> Task to carry out
Repeat every entry word for word, skipping the pictures.

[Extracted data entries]

════════

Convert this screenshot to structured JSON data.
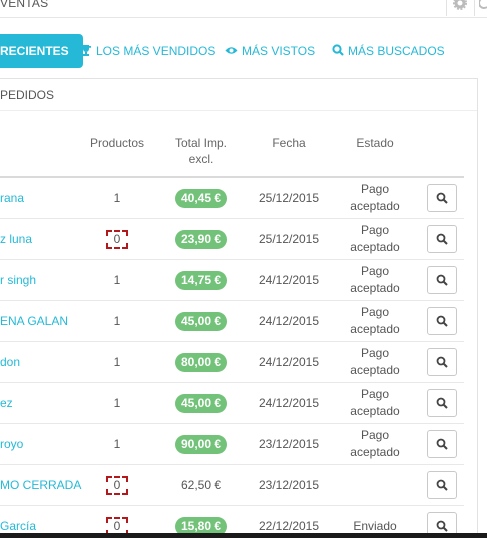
{
  "header": {
    "title": "VENTAS",
    "settings_icon": "gear-icon",
    "refresh_icon": "refresh-icon"
  },
  "tabs": [
    {
      "label": "RECIENTES",
      "icon": "none",
      "active": true
    },
    {
      "label": "LOS MÁS VENDIDOS",
      "icon": "trophy-icon",
      "active": false
    },
    {
      "label": "MÁS VISTOS",
      "icon": "eye-icon",
      "active": false
    },
    {
      "label": "MÁS BUSCADOS",
      "icon": "search-icon",
      "active": false
    }
  ],
  "panel": {
    "title": "PEDIDOS"
  },
  "table": {
    "headers": {
      "products": "Productos",
      "total_line1": "Total Imp.",
      "total_line2": "excl.",
      "date": "Fecha",
      "state": "Estado"
    },
    "rows": [
      {
        "customer": "rana",
        "products": "1",
        "total": "40,45 €",
        "total_badge": true,
        "date": "25/12/2015",
        "state_line1": "Pago",
        "state_line2": "aceptado",
        "highlight_products": false
      },
      {
        "customer": "z luna",
        "products": "0",
        "total": "23,90 €",
        "total_badge": true,
        "date": "25/12/2015",
        "state_line1": "Pago",
        "state_line2": "aceptado",
        "highlight_products": true
      },
      {
        "customer": "r singh",
        "products": "1",
        "total": "14,75 €",
        "total_badge": true,
        "date": "24/12/2015",
        "state_line1": "Pago",
        "state_line2": "aceptado",
        "highlight_products": false
      },
      {
        "customer": "ENA GALAN",
        "products": "1",
        "total": "45,00 €",
        "total_badge": true,
        "date": "24/12/2015",
        "state_line1": "Pago",
        "state_line2": "aceptado",
        "highlight_products": false
      },
      {
        "customer": "don",
        "products": "1",
        "total": "80,00 €",
        "total_badge": true,
        "date": "24/12/2015",
        "state_line1": "Pago",
        "state_line2": "aceptado",
        "highlight_products": false
      },
      {
        "customer": "ez",
        "products": "1",
        "total": "45,00 €",
        "total_badge": true,
        "date": "24/12/2015",
        "state_line1": "Pago",
        "state_line2": "aceptado",
        "highlight_products": false
      },
      {
        "customer": "royo",
        "products": "1",
        "total": "90,00 €",
        "total_badge": true,
        "date": "23/12/2015",
        "state_line1": "Pago",
        "state_line2": "aceptado",
        "highlight_products": false
      },
      {
        "customer": "MO CERRADA",
        "products": "0",
        "total": "62,50 €",
        "total_badge": false,
        "date": "23/12/2015",
        "state_line1": "",
        "state_line2": "",
        "highlight_products": true
      },
      {
        "customer": "García",
        "products": "0",
        "total": "15,80 €",
        "total_badge": true,
        "date": "22/12/2015",
        "state_line1": "Enviado",
        "state_line2": "",
        "highlight_products": true
      }
    ]
  },
  "colors": {
    "accent": "#25b9d7",
    "success_badge": "#72c279",
    "highlight_box": "#b3191c"
  }
}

════════

> Correct result
Convert this screenshot to structured JSON data.
{
  "header": {
    "title": "VENTAS",
    "settings_icon": "gear-icon",
    "refresh_icon": "refresh-icon"
  },
  "tabs": [
    {
      "label": "RECIENTES",
      "icon": "none",
      "active": true
    },
    {
      "label": "LOS MÁS VENDIDOS",
      "icon": "trophy-icon",
      "active": false
    },
    {
      "label": "MÁS VISTOS",
      "icon": "eye-icon",
      "active": false
    },
    {
      "label": "MÁS BUSCADOS",
      "icon": "search-icon",
      "active": false
    }
  ],
  "panel": {
    "title": "PEDIDOS"
  },
  "table": {
    "headers": {
      "products": "Productos",
      "total_line1": "Total Imp.",
      "total_line2": "excl.",
      "date": "Fecha",
      "state": "Estado"
    },
    "rows": [
      {
        "customer": "rana",
        "products": "1",
        "total": "40,45 €",
        "total_badge": true,
        "date": "25/12/2015",
        "state_line1": "Pago",
        "state_line2": "aceptado",
        "highlight_products": false
      },
      {
        "customer": "z luna",
        "products": "0",
        "total": "23,90 €",
        "total_badge": true,
        "date": "25/12/2015",
        "state_line1": "Pago",
        "state_line2": "aceptado",
        "highlight_products": true
      },
      {
        "customer": "r singh",
        "products": "1",
        "total": "14,75 €",
        "total_badge": true,
        "date": "24/12/2015",
        "state_line1": "Pago",
        "state_line2": "aceptado",
        "highlight_products": false
      },
      {
        "customer": "ENA GALAN",
        "products": "1",
        "total": "45,00 €",
        "total_badge": true,
        "date": "24/12/2015",
        "state_line1": "Pago",
        "state_line2": "aceptado",
        "highlight_products": false
      },
      {
        "customer": "don",
        "products": "1",
        "total": "80,00 €",
        "total_badge": true,
        "date": "24/12/2015",
        "state_line1": "Pago",
        "state_line2": "aceptado",
        "highlight_products": false
      },
      {
        "customer": "ez",
        "products": "1",
        "total": "45,00 €",
        "total_badge": true,
        "date": "24/12/2015",
        "state_line1": "Pago",
        "state_line2": "aceptado",
        "highlight_products": false
      },
      {
        "customer": "royo",
        "products": "1",
        "total": "90,00 €",
        "total_badge": true,
        "date": "23/12/2015",
        "state_line1": "Pago",
        "state_line2": "aceptado",
        "highlight_products": false
      },
      {
        "customer": "MO CERRADA",
        "products": "0",
        "total": "62,50 €",
        "total_badge": false,
        "date": "23/12/2015",
        "state_line1": "",
        "state_line2": "",
        "highlight_products": true
      },
      {
        "customer": "García",
        "products": "0",
        "total": "15,80 €",
        "total_badge": true,
        "date": "22/12/2015",
        "state_line1": "Enviado",
        "state_line2": "",
        "highlight_products": true
      }
    ]
  },
  "colors": {
    "accent": "#25b9d7",
    "success_badge": "#72c279",
    "highlight_box": "#b3191c"
  }
}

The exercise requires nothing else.